### AVAILABLE DATA
══════════════════════════════

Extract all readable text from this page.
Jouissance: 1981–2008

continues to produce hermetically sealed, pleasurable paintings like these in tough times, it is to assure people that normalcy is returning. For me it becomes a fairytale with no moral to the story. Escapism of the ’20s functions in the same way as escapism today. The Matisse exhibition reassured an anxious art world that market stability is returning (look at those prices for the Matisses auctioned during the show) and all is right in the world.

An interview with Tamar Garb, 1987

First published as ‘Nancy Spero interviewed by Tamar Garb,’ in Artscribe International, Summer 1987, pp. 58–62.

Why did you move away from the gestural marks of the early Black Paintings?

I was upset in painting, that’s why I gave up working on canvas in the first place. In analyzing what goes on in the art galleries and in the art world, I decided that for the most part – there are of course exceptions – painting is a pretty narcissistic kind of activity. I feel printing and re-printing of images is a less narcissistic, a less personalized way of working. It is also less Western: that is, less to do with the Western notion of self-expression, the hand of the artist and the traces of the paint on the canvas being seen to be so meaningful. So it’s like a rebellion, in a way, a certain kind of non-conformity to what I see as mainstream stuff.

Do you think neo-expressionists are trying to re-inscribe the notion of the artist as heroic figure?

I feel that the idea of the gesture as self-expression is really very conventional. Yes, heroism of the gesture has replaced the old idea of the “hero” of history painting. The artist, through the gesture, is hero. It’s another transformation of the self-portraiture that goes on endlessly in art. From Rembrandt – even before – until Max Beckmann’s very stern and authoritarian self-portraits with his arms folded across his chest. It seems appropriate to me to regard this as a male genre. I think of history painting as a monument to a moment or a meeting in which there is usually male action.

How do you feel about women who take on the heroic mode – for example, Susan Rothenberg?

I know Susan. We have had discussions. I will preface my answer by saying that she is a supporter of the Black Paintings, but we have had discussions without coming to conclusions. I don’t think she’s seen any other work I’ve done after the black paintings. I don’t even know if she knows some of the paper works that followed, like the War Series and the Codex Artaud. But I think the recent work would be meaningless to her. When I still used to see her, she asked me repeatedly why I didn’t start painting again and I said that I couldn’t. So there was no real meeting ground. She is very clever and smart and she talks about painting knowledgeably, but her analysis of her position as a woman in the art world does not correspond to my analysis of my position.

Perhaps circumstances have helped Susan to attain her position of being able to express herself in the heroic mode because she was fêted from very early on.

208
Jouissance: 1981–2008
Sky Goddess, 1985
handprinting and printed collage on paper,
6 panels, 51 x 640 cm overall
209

══════════════════════════════

### OBJECTIVE
Make an exact copy of the material above.

### COMPLETED EXERCISE
Extract all readable text from this page.
Jouissance: 1981–2008

continues to produce hermetically sealed, pleasurable paintings like these in tough times, it is to assure people that normalcy is returning. For me it becomes a fairytale with no moral to the story. Escapism of the ’20s functions in the same way as escapism today. The Matisse exhibition reassured an anxious art world that market stability is returning (look at those prices for the Matisses auctioned during the show) and all is right in the world.

An interview with Tamar Garb, 1987

First published as ‘Nancy Spero interviewed by Tamar Garb,’ in Artscribe International, Summer 1987, pp. 58–62.

Why did you move away from the gestural marks of the early Black Paintings?

I was upset in painting, that’s why I gave up working on canvas in the first place. In analyzing what goes on in the art galleries and in the art world, I decided that for the most part – there are of course exceptions – painting is a pretty narcissistic kind of activity. I feel printing and re-printing of images is a less narcissistic, a less personalized way of working. It is also less Western: that is, less to do with the Western notion of self-expression, the hand of the artist and the traces of the paint on the canvas being seen to be so meaningful. So it’s like a rebellion, in a way, a certain kind of non-conformity to what I see as mainstream stuff.

Do you think neo-expressionists are trying to re-inscribe the notion of the artist as heroic figure?

I feel that the idea of the gesture as self-expression is really very conventional. Yes, heroism of the gesture has replaced the old idea of the “hero” of history painting. The artist, through the gesture, is hero. It’s another transformation of the self-portraiture that goes on endlessly in art. From Rembrandt – even before – until Max Beckmann’s very stern and authoritarian self-portraits with his arms folded across his chest. It seems appropriate to me to regard this as a male genre. I think of history painting as a monument to a moment or a meeting in which there is usually male action.

How do you feel about women who take on the heroic mode – for example, Susan Rothenberg?

I know Susan. We have had discussions. I will preface my answer by saying that she is a supporter of the Black Paintings, but we have had discussions without coming to conclusions. I don’t think she’s seen any other work I’ve done after the black paintings. I don’t even know if she knows some of the paper works that followed, like the War Series and the Codex Artaud. But I think the recent work would be meaningless to her. When I still used to see her, she asked me repeatedly why I didn’t start painting again and I said that I couldn’t. So there was no real meeting ground. She is very clever and smart and she talks about painting knowledgeably, but her analysis of her position as a woman in the art world does not correspond to my analysis of my position.

Perhaps circumstances have helped Susan to attain her position of being able to express herself in the heroic mode because she was fêted from very early on.

208
Jouissance: 1981–2008
Sky Goddess, 1985
handprinting and printed collage on paper,
6 panels, 51 x 640 cm overall
209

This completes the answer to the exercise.